***** Exercise materials
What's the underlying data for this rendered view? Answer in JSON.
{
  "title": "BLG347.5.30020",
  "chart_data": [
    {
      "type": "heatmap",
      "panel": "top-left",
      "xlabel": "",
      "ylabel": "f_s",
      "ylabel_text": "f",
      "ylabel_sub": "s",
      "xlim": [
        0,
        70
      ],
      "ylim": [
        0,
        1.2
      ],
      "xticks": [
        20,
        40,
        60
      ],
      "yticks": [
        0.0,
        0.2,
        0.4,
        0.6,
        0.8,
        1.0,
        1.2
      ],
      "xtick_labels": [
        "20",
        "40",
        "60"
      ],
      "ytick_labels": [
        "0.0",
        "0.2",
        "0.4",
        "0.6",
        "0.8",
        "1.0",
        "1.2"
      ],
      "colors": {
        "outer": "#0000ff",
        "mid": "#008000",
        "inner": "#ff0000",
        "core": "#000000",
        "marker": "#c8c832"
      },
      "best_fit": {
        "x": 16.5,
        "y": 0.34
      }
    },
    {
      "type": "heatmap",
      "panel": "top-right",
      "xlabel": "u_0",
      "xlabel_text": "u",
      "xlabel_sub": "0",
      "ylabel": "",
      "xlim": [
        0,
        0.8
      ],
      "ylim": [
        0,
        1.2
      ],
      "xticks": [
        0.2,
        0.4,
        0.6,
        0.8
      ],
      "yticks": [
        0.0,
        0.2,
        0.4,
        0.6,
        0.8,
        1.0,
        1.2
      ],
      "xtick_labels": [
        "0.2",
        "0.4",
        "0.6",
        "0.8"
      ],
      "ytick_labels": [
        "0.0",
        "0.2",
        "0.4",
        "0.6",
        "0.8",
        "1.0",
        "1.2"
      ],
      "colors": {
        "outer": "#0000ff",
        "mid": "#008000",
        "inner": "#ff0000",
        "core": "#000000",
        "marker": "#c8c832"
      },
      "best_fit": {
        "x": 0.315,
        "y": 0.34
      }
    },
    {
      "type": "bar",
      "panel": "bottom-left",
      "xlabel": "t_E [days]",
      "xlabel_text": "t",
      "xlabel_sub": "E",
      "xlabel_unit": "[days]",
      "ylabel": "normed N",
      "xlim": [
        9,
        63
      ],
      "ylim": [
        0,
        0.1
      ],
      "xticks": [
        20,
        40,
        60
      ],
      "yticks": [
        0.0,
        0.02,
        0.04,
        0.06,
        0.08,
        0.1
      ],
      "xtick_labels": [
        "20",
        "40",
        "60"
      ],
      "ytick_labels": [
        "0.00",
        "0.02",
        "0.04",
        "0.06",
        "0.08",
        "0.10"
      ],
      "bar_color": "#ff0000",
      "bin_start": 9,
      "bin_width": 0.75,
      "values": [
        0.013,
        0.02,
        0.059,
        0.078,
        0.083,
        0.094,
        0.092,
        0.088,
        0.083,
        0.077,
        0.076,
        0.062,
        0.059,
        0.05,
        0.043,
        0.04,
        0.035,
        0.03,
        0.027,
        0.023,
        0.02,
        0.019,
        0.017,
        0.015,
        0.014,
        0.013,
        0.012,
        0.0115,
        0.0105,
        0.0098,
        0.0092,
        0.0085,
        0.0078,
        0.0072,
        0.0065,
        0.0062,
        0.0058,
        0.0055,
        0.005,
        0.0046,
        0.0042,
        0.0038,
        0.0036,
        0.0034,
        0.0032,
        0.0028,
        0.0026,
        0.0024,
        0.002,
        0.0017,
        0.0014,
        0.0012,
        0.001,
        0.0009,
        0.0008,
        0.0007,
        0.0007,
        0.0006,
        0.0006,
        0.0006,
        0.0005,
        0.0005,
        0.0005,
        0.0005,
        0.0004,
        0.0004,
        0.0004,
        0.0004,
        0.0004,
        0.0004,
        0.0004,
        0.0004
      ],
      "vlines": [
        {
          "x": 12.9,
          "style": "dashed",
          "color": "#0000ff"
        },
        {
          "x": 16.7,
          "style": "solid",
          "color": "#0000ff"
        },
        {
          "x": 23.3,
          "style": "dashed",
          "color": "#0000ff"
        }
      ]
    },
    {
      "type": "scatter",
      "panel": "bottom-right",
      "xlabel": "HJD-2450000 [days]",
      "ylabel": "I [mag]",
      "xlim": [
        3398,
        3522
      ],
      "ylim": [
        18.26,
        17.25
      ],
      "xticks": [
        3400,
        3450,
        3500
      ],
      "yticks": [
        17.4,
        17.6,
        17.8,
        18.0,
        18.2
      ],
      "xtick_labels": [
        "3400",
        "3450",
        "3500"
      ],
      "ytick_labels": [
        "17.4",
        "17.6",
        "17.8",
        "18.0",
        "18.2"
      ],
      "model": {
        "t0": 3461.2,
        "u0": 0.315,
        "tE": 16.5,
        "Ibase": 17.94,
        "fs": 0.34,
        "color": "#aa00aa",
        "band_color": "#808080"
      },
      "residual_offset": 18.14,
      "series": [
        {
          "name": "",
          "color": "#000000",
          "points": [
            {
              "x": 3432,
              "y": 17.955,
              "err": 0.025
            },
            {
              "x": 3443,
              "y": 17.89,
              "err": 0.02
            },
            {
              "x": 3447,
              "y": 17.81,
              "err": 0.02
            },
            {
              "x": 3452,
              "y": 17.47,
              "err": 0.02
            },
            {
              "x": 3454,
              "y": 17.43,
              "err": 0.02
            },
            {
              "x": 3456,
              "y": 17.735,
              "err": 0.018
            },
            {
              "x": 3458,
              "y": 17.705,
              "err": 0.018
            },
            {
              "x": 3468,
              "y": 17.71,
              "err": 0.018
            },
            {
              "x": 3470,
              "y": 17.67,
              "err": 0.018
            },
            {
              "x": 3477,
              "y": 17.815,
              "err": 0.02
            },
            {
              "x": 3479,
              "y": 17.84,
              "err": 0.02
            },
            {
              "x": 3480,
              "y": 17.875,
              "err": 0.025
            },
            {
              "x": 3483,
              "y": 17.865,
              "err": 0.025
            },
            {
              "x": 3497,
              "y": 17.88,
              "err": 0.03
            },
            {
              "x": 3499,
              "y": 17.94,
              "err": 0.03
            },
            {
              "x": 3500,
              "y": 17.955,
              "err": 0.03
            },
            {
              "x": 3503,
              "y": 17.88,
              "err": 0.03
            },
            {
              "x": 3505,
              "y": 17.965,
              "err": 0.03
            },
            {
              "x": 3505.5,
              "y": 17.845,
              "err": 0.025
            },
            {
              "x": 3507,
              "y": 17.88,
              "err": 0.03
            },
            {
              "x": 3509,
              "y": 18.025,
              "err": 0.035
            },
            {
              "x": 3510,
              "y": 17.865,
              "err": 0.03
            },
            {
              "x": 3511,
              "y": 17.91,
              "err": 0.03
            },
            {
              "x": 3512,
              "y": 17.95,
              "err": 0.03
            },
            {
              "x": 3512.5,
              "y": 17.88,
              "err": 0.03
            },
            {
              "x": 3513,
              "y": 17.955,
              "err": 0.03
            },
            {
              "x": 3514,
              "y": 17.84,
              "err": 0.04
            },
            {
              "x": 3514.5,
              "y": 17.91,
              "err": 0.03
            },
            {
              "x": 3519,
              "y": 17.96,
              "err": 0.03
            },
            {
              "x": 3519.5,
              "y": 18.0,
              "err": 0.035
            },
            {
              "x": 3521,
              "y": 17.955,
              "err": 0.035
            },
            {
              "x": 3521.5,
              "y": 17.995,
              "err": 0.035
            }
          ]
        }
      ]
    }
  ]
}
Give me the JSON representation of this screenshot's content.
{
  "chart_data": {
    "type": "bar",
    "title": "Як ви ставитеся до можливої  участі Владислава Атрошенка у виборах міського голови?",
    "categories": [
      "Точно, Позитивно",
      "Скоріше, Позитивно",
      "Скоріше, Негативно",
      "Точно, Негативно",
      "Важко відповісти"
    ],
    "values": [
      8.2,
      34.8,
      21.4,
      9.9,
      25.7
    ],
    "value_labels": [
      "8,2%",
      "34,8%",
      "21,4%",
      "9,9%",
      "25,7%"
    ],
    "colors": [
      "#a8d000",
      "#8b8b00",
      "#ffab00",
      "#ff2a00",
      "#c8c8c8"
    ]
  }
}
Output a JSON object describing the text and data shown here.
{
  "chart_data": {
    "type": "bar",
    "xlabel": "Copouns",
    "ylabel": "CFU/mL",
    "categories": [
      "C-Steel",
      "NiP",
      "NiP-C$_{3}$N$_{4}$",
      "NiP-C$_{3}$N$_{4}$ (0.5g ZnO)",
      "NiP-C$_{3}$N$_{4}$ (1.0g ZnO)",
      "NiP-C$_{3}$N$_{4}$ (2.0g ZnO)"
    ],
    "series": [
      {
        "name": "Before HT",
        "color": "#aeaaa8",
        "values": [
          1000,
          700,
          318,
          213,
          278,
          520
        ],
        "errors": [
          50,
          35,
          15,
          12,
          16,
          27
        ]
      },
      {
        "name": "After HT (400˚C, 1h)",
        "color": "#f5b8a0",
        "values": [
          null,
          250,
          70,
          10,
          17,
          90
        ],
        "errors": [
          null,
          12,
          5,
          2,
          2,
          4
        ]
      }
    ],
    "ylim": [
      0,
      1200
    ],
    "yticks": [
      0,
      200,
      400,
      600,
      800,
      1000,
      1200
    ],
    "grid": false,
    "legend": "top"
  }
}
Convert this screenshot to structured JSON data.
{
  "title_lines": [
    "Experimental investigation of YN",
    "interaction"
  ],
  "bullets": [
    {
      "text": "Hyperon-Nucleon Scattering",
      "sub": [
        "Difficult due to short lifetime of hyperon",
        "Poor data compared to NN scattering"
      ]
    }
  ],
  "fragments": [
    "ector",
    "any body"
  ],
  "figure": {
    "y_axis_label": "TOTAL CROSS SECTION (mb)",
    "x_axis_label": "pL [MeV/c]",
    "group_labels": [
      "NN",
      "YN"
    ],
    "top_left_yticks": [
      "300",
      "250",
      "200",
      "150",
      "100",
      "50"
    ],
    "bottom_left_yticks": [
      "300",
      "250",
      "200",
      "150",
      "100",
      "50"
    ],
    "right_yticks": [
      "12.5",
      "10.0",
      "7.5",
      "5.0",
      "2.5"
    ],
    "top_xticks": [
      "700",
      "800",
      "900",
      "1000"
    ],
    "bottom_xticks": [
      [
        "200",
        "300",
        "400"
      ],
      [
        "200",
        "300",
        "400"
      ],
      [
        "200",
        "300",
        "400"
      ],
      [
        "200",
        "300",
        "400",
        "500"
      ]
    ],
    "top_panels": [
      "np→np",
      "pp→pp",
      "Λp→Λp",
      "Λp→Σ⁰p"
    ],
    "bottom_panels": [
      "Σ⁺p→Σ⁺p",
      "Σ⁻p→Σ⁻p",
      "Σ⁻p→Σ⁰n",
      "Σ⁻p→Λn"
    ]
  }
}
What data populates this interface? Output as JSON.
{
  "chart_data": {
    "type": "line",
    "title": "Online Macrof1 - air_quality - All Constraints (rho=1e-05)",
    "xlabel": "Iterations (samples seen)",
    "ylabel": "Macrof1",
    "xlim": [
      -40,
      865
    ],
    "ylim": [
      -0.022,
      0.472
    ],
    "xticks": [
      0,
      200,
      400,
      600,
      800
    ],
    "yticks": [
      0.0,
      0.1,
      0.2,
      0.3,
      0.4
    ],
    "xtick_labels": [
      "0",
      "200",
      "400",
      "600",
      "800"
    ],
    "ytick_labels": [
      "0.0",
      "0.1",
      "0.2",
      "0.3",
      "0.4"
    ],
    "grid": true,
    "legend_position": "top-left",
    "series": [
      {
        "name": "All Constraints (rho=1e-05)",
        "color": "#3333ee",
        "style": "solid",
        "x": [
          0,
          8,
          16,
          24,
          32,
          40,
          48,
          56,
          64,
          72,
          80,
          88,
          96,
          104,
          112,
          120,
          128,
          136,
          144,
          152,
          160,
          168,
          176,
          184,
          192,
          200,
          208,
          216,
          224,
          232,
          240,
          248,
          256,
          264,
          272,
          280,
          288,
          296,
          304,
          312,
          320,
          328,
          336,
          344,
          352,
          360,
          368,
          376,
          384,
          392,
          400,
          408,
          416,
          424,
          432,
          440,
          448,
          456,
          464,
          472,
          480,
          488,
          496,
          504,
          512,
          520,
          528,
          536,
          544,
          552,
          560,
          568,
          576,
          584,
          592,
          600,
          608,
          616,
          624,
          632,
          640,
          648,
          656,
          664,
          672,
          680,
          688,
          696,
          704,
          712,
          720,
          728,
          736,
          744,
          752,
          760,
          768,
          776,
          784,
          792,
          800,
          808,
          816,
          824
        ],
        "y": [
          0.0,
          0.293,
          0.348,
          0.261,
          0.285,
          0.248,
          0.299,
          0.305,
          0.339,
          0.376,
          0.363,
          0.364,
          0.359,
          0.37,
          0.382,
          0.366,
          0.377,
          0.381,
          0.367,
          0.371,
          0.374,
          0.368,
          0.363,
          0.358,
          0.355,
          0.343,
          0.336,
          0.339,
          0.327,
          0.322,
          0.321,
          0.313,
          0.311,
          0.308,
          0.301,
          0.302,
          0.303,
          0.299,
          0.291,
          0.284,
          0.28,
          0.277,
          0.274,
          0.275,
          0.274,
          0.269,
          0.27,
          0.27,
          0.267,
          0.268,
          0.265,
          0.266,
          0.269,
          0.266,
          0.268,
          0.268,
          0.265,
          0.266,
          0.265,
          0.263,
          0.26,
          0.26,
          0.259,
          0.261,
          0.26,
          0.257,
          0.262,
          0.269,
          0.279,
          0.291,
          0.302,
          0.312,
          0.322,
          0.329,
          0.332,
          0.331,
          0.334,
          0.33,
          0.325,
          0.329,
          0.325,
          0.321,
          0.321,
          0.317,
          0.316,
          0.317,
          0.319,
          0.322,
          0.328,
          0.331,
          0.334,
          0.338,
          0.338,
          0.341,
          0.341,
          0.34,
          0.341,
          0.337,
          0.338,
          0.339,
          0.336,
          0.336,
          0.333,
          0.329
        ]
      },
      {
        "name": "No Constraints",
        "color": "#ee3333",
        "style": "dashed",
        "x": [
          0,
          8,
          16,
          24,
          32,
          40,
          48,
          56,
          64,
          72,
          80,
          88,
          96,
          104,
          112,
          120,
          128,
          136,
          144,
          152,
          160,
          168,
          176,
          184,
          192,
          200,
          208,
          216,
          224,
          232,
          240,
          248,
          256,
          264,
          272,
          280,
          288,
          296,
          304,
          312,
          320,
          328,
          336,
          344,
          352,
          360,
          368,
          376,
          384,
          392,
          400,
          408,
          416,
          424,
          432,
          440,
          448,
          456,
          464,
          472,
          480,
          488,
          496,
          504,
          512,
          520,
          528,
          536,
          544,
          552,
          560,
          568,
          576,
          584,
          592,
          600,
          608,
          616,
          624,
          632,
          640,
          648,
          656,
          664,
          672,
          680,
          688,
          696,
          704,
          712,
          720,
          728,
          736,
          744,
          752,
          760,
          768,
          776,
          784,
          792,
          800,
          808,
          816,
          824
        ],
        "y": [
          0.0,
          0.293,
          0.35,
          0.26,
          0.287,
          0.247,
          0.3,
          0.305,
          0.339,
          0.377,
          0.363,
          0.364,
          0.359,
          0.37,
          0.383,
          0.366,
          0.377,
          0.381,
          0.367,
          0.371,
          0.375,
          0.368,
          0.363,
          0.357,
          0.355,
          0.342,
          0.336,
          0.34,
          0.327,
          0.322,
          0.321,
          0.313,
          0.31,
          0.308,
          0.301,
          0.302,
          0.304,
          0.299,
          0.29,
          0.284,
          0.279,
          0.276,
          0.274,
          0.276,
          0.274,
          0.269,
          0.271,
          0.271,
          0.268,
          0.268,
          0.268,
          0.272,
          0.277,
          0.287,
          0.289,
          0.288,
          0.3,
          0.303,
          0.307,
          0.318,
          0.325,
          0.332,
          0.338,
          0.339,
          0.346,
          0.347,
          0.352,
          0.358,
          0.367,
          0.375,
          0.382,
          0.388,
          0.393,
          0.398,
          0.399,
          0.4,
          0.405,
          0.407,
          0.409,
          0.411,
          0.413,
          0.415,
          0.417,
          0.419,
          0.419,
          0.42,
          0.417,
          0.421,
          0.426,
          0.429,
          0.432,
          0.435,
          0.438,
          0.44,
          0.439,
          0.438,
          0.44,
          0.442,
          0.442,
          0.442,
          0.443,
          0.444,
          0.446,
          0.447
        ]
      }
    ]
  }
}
**********
Find every line in the listing that holds the string "style", then say how many there are as a bare number.

Correct output. 5